> _Problem details_: Drop every picture, then transcribe the remaining data exactly.

>> BEGIN Material for the task

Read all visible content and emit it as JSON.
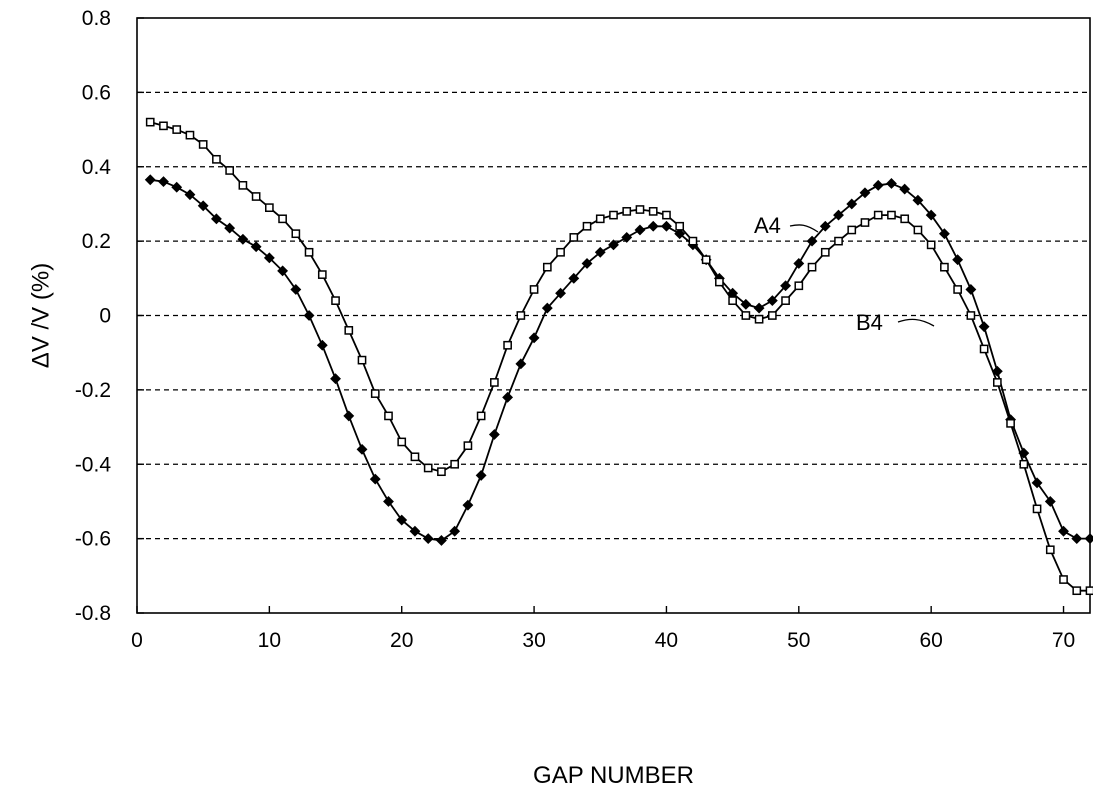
{
  "chart_data": {
    "type": "line",
    "title": "",
    "xlabel": "GAP NUMBER",
    "ylabel": "ΔV /V  (%)",
    "xlim": [
      0,
      72
    ],
    "ylim": [
      -0.8,
      0.8
    ],
    "x_ticks": [
      0,
      10,
      20,
      30,
      40,
      50,
      60,
      70
    ],
    "y_ticks": [
      -0.8,
      -0.6,
      -0.4,
      -0.2,
      0,
      0.2,
      0.4,
      0.6,
      0.8
    ],
    "x_tick_labels": [
      "0",
      "10",
      "20",
      "30",
      "40",
      "50",
      "60",
      "70"
    ],
    "y_tick_labels": [
      "-0.8",
      "-0.6",
      "-0.4",
      "-0.2",
      "0",
      "0.2",
      "0.4",
      "0.6",
      "0.8"
    ],
    "grid": "horizontal dashed",
    "series": [
      {
        "name": "A4",
        "marker": "filled-diamond",
        "color": "#000000",
        "x": [
          1,
          2,
          3,
          4,
          5,
          6,
          7,
          8,
          9,
          10,
          11,
          12,
          13,
          14,
          15,
          16,
          17,
          18,
          19,
          20,
          21,
          22,
          23,
          24,
          25,
          26,
          27,
          28,
          29,
          30,
          31,
          32,
          33,
          34,
          35,
          36,
          37,
          38,
          39,
          40,
          41,
          42,
          43,
          44,
          45,
          46,
          47,
          48,
          49,
          50,
          51,
          52,
          53,
          54,
          55,
          56,
          57,
          58,
          59,
          60,
          61,
          62,
          63,
          64,
          65,
          66,
          67,
          68,
          69,
          70,
          71,
          72
        ],
        "values": [
          0.365,
          0.36,
          0.345,
          0.325,
          0.295,
          0.26,
          0.235,
          0.205,
          0.185,
          0.155,
          0.12,
          0.07,
          0.0,
          -0.08,
          -0.17,
          -0.27,
          -0.36,
          -0.44,
          -0.5,
          -0.55,
          -0.58,
          -0.6,
          -0.605,
          -0.58,
          -0.51,
          -0.43,
          -0.32,
          -0.22,
          -0.13,
          -0.06,
          0.02,
          0.06,
          0.1,
          0.14,
          0.17,
          0.19,
          0.21,
          0.23,
          0.24,
          0.24,
          0.22,
          0.19,
          0.15,
          0.1,
          0.06,
          0.03,
          0.02,
          0.04,
          0.08,
          0.14,
          0.2,
          0.24,
          0.27,
          0.3,
          0.33,
          0.35,
          0.355,
          0.34,
          0.31,
          0.27,
          0.22,
          0.15,
          0.07,
          -0.03,
          -0.15,
          -0.28,
          -0.37,
          -0.45,
          -0.5,
          -0.58,
          -0.6,
          -0.6
        ]
      },
      {
        "name": "B4",
        "marker": "open-square",
        "color": "#000000",
        "x": [
          1,
          2,
          3,
          4,
          5,
          6,
          7,
          8,
          9,
          10,
          11,
          12,
          13,
          14,
          15,
          16,
          17,
          18,
          19,
          20,
          21,
          22,
          23,
          24,
          25,
          26,
          27,
          28,
          29,
          30,
          31,
          32,
          33,
          34,
          35,
          36,
          37,
          38,
          39,
          40,
          41,
          42,
          43,
          44,
          45,
          46,
          47,
          48,
          49,
          50,
          51,
          52,
          53,
          54,
          55,
          56,
          57,
          58,
          59,
          60,
          61,
          62,
          63,
          64,
          65,
          66,
          67,
          68,
          69,
          70,
          71,
          72
        ],
        "values": [
          0.52,
          0.51,
          0.5,
          0.485,
          0.46,
          0.42,
          0.39,
          0.35,
          0.32,
          0.29,
          0.26,
          0.22,
          0.17,
          0.11,
          0.04,
          -0.04,
          -0.12,
          -0.21,
          -0.27,
          -0.34,
          -0.38,
          -0.41,
          -0.42,
          -0.4,
          -0.35,
          -0.27,
          -0.18,
          -0.08,
          0.0,
          0.07,
          0.13,
          0.17,
          0.21,
          0.24,
          0.26,
          0.27,
          0.28,
          0.285,
          0.28,
          0.27,
          0.24,
          0.2,
          0.15,
          0.09,
          0.04,
          0.0,
          -0.01,
          0.0,
          0.04,
          0.08,
          0.13,
          0.17,
          0.2,
          0.23,
          0.25,
          0.27,
          0.27,
          0.26,
          0.23,
          0.19,
          0.13,
          0.07,
          0.0,
          -0.09,
          -0.18,
          -0.29,
          -0.4,
          -0.52,
          -0.63,
          -0.71,
          -0.74,
          -0.74
        ]
      }
    ],
    "annotations": [
      {
        "text": "A4",
        "series": "A4"
      },
      {
        "text": "B4",
        "series": "B4"
      }
    ]
  }
}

>> END Material for the task

> _Finished task_:
Read all visible content and emit it as JSON.
{
  "chart_data": {
    "type": "line",
    "title": "",
    "xlabel": "GAP NUMBER",
    "ylabel": "ΔV /V  (%)",
    "xlim": [
      0,
      72
    ],
    "ylim": [
      -0.8,
      0.8
    ],
    "x_ticks": [
      0,
      10,
      20,
      30,
      40,
      50,
      60,
      70
    ],
    "y_ticks": [
      -0.8,
      -0.6,
      -0.4,
      -0.2,
      0,
      0.2,
      0.4,
      0.6,
      0.8
    ],
    "x_tick_labels": [
      "0",
      "10",
      "20",
      "30",
      "40",
      "50",
      "60",
      "70"
    ],
    "y_tick_labels": [
      "-0.8",
      "-0.6",
      "-0.4",
      "-0.2",
      "0",
      "0.2",
      "0.4",
      "0.6",
      "0.8"
    ],
    "grid": "horizontal dashed",
    "series": [
      {
        "name": "A4",
        "marker": "filled-diamond",
        "color": "#000000",
        "x": [
          1,
          2,
          3,
          4,
          5,
          6,
          7,
          8,
          9,
          10,
          11,
          12,
          13,
          14,
          15,
          16,
          17,
          18,
          19,
          20,
          21,
          22,
          23,
          24,
          25,
          26,
          27,
          28,
          29,
          30,
          31,
          32,
          33,
          34,
          35,
          36,
          37,
          38,
          39,
          40,
          41,
          42,
          43,
          44,
          45,
          46,
          47,
          48,
          49,
          50,
          51,
          52,
          53,
          54,
          55,
          56,
          57,
          58,
          59,
          60,
          61,
          62,
          63,
          64,
          65,
          66,
          67,
          68,
          69,
          70,
          71,
          72
        ],
        "values": [
          0.365,
          0.36,
          0.345,
          0.325,
          0.295,
          0.26,
          0.235,
          0.205,
          0.185,
          0.155,
          0.12,
          0.07,
          0.0,
          -0.08,
          -0.17,
          -0.27,
          -0.36,
          -0.44,
          -0.5,
          -0.55,
          -0.58,
          -0.6,
          -0.605,
          -0.58,
          -0.51,
          -0.43,
          -0.32,
          -0.22,
          -0.13,
          -0.06,
          0.02,
          0.06,
          0.1,
          0.14,
          0.17,
          0.19,
          0.21,
          0.23,
          0.24,
          0.24,
          0.22,
          0.19,
          0.15,
          0.1,
          0.06,
          0.03,
          0.02,
          0.04,
          0.08,
          0.14,
          0.2,
          0.24,
          0.27,
          0.3,
          0.33,
          0.35,
          0.355,
          0.34,
          0.31,
          0.27,
          0.22,
          0.15,
          0.07,
          -0.03,
          -0.15,
          -0.28,
          -0.37,
          -0.45,
          -0.5,
          -0.58,
          -0.6,
          -0.6
        ]
      },
      {
        "name": "B4",
        "marker": "open-square",
        "color": "#000000",
        "x": [
          1,
          2,
          3,
          4,
          5,
          6,
          7,
          8,
          9,
          10,
          11,
          12,
          13,
          14,
          15,
          16,
          17,
          18,
          19,
          20,
          21,
          22,
          23,
          24,
          25,
          26,
          27,
          28,
          29,
          30,
          31,
          32,
          33,
          34,
          35,
          36,
          37,
          38,
          39,
          40,
          41,
          42,
          43,
          44,
          45,
          46,
          47,
          48,
          49,
          50,
          51,
          52,
          53,
          54,
          55,
          56,
          57,
          58,
          59,
          60,
          61,
          62,
          63,
          64,
          65,
          66,
          67,
          68,
          69,
          70,
          71,
          72
        ],
        "values": [
          0.52,
          0.51,
          0.5,
          0.485,
          0.46,
          0.42,
          0.39,
          0.35,
          0.32,
          0.29,
          0.26,
          0.22,
          0.17,
          0.11,
          0.04,
          -0.04,
          -0.12,
          -0.21,
          -0.27,
          -0.34,
          -0.38,
          -0.41,
          -0.42,
          -0.4,
          -0.35,
          -0.27,
          -0.18,
          -0.08,
          0.0,
          0.07,
          0.13,
          0.17,
          0.21,
          0.24,
          0.26,
          0.27,
          0.28,
          0.285,
          0.28,
          0.27,
          0.24,
          0.2,
          0.15,
          0.09,
          0.04,
          0.0,
          -0.01,
          0.0,
          0.04,
          0.08,
          0.13,
          0.17,
          0.2,
          0.23,
          0.25,
          0.27,
          0.27,
          0.26,
          0.23,
          0.19,
          0.13,
          0.07,
          0.0,
          -0.09,
          -0.18,
          -0.29,
          -0.4,
          -0.52,
          -0.63,
          -0.71,
          -0.74,
          -0.74
        ]
      }
    ],
    "annotations": [
      {
        "text": "A4",
        "series": "A4"
      },
      {
        "text": "B4",
        "series": "B4"
      }
    ]
  }
}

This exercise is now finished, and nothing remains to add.